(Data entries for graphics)
-*-*-

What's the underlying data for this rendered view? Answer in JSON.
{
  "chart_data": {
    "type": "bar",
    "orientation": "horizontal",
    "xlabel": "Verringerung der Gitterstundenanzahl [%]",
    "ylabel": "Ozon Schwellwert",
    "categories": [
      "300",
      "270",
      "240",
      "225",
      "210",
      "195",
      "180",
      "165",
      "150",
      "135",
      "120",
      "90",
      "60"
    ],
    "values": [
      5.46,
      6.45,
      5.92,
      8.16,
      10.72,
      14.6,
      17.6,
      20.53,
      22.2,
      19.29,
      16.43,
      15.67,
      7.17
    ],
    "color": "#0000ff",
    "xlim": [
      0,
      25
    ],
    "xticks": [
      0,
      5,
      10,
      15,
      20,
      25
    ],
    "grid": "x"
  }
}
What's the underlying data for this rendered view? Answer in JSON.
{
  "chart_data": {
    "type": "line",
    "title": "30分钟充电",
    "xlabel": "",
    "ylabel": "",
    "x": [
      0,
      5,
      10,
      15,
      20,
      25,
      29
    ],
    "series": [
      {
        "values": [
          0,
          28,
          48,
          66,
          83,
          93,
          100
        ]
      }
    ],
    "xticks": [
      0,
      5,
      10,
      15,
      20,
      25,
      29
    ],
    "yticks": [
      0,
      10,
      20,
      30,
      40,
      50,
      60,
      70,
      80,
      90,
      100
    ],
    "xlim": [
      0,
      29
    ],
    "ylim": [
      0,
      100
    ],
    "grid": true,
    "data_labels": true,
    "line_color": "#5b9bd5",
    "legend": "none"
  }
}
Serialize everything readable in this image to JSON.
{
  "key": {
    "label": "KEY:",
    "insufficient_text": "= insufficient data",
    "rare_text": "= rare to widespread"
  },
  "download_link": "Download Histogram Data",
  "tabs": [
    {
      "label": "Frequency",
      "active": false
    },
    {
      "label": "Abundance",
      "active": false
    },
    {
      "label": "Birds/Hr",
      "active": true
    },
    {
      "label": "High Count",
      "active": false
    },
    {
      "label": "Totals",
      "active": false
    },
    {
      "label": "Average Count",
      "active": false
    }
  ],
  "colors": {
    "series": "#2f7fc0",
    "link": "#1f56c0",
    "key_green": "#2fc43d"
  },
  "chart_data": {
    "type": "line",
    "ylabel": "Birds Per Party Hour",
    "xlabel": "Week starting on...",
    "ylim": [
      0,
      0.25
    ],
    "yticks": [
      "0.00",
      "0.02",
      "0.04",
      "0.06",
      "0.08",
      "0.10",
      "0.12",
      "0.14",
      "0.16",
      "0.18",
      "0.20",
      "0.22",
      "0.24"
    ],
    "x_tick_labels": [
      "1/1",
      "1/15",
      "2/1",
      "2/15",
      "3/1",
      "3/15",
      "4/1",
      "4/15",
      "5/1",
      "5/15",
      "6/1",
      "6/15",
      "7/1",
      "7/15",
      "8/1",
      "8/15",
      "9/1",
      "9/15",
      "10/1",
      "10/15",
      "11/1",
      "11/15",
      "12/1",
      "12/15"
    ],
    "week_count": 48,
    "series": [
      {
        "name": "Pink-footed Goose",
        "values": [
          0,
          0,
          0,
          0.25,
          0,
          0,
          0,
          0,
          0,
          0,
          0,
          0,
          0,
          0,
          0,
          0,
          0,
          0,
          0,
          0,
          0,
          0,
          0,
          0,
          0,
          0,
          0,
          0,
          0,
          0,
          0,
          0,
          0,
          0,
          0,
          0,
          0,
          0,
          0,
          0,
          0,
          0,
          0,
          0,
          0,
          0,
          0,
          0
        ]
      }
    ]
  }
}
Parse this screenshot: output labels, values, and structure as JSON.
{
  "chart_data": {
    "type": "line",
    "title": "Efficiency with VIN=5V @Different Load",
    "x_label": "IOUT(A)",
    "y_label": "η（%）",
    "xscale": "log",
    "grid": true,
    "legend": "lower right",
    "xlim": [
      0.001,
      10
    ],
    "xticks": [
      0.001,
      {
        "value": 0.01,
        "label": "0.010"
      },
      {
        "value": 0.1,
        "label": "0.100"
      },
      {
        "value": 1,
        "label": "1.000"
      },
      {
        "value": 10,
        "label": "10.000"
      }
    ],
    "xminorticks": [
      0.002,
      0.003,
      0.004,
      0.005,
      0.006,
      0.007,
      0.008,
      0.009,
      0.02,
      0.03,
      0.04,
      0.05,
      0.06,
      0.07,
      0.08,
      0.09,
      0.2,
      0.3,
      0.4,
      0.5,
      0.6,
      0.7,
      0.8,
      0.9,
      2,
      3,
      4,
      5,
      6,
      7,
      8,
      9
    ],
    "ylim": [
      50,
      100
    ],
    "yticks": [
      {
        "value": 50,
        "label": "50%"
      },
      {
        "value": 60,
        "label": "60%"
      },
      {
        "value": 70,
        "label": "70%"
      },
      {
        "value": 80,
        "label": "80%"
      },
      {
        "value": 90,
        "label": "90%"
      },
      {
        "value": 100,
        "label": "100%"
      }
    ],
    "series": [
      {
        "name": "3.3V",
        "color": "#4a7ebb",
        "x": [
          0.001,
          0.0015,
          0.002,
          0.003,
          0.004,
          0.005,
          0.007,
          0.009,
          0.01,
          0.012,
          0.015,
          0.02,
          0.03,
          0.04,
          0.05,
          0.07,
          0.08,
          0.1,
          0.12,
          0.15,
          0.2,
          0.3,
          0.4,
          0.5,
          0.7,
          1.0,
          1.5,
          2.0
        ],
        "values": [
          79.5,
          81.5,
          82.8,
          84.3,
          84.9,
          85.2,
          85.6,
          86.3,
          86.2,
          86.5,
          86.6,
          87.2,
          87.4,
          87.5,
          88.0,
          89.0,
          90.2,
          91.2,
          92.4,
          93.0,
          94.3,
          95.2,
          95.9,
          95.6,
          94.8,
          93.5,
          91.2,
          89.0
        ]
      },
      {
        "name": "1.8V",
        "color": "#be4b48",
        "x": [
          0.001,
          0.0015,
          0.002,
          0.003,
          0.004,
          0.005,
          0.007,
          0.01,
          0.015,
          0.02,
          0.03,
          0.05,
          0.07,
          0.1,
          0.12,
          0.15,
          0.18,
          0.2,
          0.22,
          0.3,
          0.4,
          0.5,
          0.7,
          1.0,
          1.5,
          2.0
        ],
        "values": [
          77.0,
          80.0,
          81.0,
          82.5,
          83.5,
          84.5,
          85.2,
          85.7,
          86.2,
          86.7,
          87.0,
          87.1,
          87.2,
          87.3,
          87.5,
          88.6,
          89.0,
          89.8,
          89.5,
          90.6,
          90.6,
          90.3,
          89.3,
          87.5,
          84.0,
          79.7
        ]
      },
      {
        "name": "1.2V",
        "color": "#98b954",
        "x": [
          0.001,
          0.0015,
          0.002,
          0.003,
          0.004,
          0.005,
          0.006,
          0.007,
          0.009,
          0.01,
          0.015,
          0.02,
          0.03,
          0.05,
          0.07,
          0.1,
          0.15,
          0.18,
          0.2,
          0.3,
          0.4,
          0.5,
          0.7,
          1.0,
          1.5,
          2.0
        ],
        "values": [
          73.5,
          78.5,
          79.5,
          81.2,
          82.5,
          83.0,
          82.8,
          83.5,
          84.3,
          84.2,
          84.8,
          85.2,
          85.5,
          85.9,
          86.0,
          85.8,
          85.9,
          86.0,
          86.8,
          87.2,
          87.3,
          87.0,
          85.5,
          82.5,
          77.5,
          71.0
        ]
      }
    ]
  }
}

-*-*-

> **Exercise instructions**
Set down each entry again, unchanged.

> **Complete answer**
What's the underlying data for this rendered view? Answer in JSON.
{
  "chart_data": {
    "type": "bar",
    "orientation": "horizontal",
    "xlabel": "Verringerung der Gitterstundenanzahl [%]",
    "ylabel": "Ozon Schwellwert",
    "categories": [
      "300",
      "270",
      "240",
      "225",
      "210",
      "195",
      "180",
      "165",
      "150",
      "135",
      "120",
      "90",
      "60"
    ],
    "values": [
      5.46,
      6.45,
      5.92,
      8.16,
      10.72,
      14.6,
      17.6,
      20.53,
      22.2,
      19.29,
      16.43,
      15.67,
      7.17
    ],
    "color": "#0000ff",
    "xlim": [
      0,
      25
    ],
    "xticks": [
      0,
      5,
      10,
      15,
      20,
      25
    ],
    "grid": "x"
  }
}
What's the underlying data for this rendered view? Answer in JSON.
{
  "chart_data": {
    "type": "line",
    "title": "30分钟充电",
    "xlabel": "",
    "ylabel": "",
    "x": [
      0,
      5,
      10,
      15,
      20,
      25,
      29
    ],
    "series": [
      {
        "values": [
          0,
          28,
          48,
          66,
          83,
          93,
          100
        ]
      }
    ],
    "xticks": [
      0,
      5,
      10,
      15,
      20,
      25,
      29
    ],
    "yticks": [
      0,
      10,
      20,
      30,
      40,
      50,
      60,
      70,
      80,
      90,
      100
    ],
    "xlim": [
      0,
      29
    ],
    "ylim": [
      0,
      100
    ],
    "grid": true,
    "data_labels": true,
    "line_color": "#5b9bd5",
    "legend": "none"
  }
}
Serialize everything readable in this image to JSON.
{
  "key": {
    "label": "KEY:",
    "insufficient_text": "= insufficient data",
    "rare_text": "= rare to widespread"
  },
  "download_link": "Download Histogram Data",
  "tabs": [
    {
      "label": "Frequency",
      "active": false
    },
    {
      "label": "Abundance",
      "active": false
    },
    {
      "label": "Birds/Hr",
      "active": true
    },
    {
      "label": "High Count",
      "active": false
    },
    {
      "label": "Totals",
      "active": false
    },
    {
      "label": "Average Count",
      "active": false
    }
  ],
  "colors": {
    "series": "#2f7fc0",
    "link": "#1f56c0",
    "key_green": "#2fc43d"
  },
  "chart_data": {
    "type": "line",
    "ylabel": "Birds Per Party Hour",
    "xlabel": "Week starting on...",
    "ylim": [
      0,
      0.25
    ],
    "yticks": [
      "0.00",
      "0.02",
      "0.04",
      "0.06",
      "0.08",
      "0.10",
      "0.12",
      "0.14",
      "0.16",
      "0.18",
      "0.20",
      "0.22",
      "0.24"
    ],
    "x_tick_labels": [
      "1/1",
      "1/15",
      "2/1",
      "2/15",
      "3/1",
      "3/15",
      "4/1",
      "4/15",
      "5/1",
      "5/15",
      "6/1",
      "6/15",
      "7/1",
      "7/15",
      "8/1",
      "8/15",
      "9/1",
      "9/15",
      "10/1",
      "10/15",
      "11/1",
      "11/15",
      "12/1",
      "12/15"
    ],
    "week_count": 48,
    "series": [
      {
        "name": "Pink-footed Goose",
        "values": [
          0,
          0,
          0,
          0.25,
          0,
          0,
          0,
          0,
          0,
          0,
          0,
          0,
          0,
          0,
          0,
          0,
          0,
          0,
          0,
          0,
          0,
          0,
          0,
          0,
          0,
          0,
          0,
          0,
          0,
          0,
          0,
          0,
          0,
          0,
          0,
          0,
          0,
          0,
          0,
          0,
          0,
          0,
          0,
          0,
          0,
          0,
          0,
          0
        ]
      }
    ]
  }
}
Parse this screenshot: output labels, values, and structure as JSON.
{
  "chart_data": {
    "type": "line",
    "title": "Efficiency with VIN=5V @Different Load",
    "x_label": "IOUT(A)",
    "y_label": "η（%）",
    "xscale": "log",
    "grid": true,
    "legend": "lower right",
    "xlim": [
      0.001,
      10
    ],
    "xticks": [
      0.001,
      {
        "value": 0.01,
        "label": "0.010"
      },
      {
        "value": 0.1,
        "label": "0.100"
      },
      {
        "value": 1,
        "label": "1.000"
      },
      {
        "value": 10,
        "label": "10.000"
      }
    ],
    "xminorticks": [
      0.002,
      0.003,
      0.004,
      0.005,
      0.006,
      0.007,
      0.008,
      0.009,
      0.02,
      0.03,
      0.04,
      0.05,
      0.06,
      0.07,
      0.08,
      0.09,
      0.2,
      0.3,
      0.4,
      0.5,
      0.6,
      0.7,
      0.8,
      0.9,
      2,
      3,
      4,
      5,
      6,
      7,
      8,
      9
    ],
    "ylim": [
      50,
      100
    ],
    "yticks": [
      {
        "value": 50,
        "label": "50%"
      },
      {
        "value": 60,
        "label": "60%"
      },
      {
        "value": 70,
        "label": "70%"
      },
      {
        "value": 80,
        "label": "80%"
      },
      {
        "value": 90,
        "label": "90%"
      },
      {
        "value": 100,
        "label": "100%"
      }
    ],
    "series": [
      {
        "name": "3.3V",
        "color": "#4a7ebb",
        "x": [
          0.001,
          0.0015,
          0.002,
          0.003,
          0.004,
          0.005,
          0.007,
          0.009,
          0.01,
          0.012,
          0.015,
          0.02,
          0.03,
          0.04,
          0.05,
          0.07,
          0.08,
          0.1,
          0.12,
          0.15,
          0.2,
          0.3,
          0.4,
          0.5,
          0.7,
          1.0,
          1.5,
          2.0
        ],
        "values": [
          79.5,
          81.5,
          82.8,
          84.3,
          84.9,
          85.2,
          85.6,
          86.3,
          86.2,
          86.5,
          86.6,
          87.2,
          87.4,
          87.5,
          88.0,
          89.0,
          90.2,
          91.2,
          92.4,
          93.0,
          94.3,
          95.2,
          95.9,
          95.6,
          94.8,
          93.5,
          91.2,
          89.0
        ]
      },
      {
        "name": "1.8V",
        "color": "#be4b48",
        "x": [
          0.001,
          0.0015,
          0.002,
          0.003,
          0.004,
          0.005,
          0.007,
          0.01,
          0.015,
          0.02,
          0.03,
          0.05,
          0.07,
          0.1,
          0.12,
          0.15,
          0.18,
          0.2,
          0.22,
          0.3,
          0.4,
          0.5,
          0.7,
          1.0,
          1.5,
          2.0
        ],
        "values": [
          77.0,
          80.0,
          81.0,
          82.5,
          83.5,
          84.5,
          85.2,
          85.7,
          86.2,
          86.7,
          87.0,
          87.1,
          87.2,
          87.3,
          87.5,
          88.6,
          89.0,
          89.8,
          89.5,
          90.6,
          90.6,
          90.3,
          89.3,
          87.5,
          84.0,
          79.7
        ]
      },
      {
        "name": "1.2V",
        "color": "#98b954",
        "x": [
          0.001,
          0.0015,
          0.002,
          0.003,
          0.004,
          0.005,
          0.006,
          0.007,
          0.009,
          0.01,
          0.015,
          0.02,
          0.03,
          0.05,
          0.07,
          0.1,
          0.15,
          0.18,
          0.2,
          0.3,
          0.4,
          0.5,
          0.7,
          1.0,
          1.5,
          2.0
        ],
        "values": [
          73.5,
          78.5,
          79.5,
          81.2,
          82.5,
          83.0,
          82.8,
          83.5,
          84.3,
          84.2,
          84.8,
          85.2,
          85.5,
          85.9,
          86.0,
          85.8,
          85.9,
          86.0,
          86.8,
          87.2,
          87.3,
          87.0,
          85.5,
          82.5,
          77.5,
          71.0
        ]
      }
    ]
  }
}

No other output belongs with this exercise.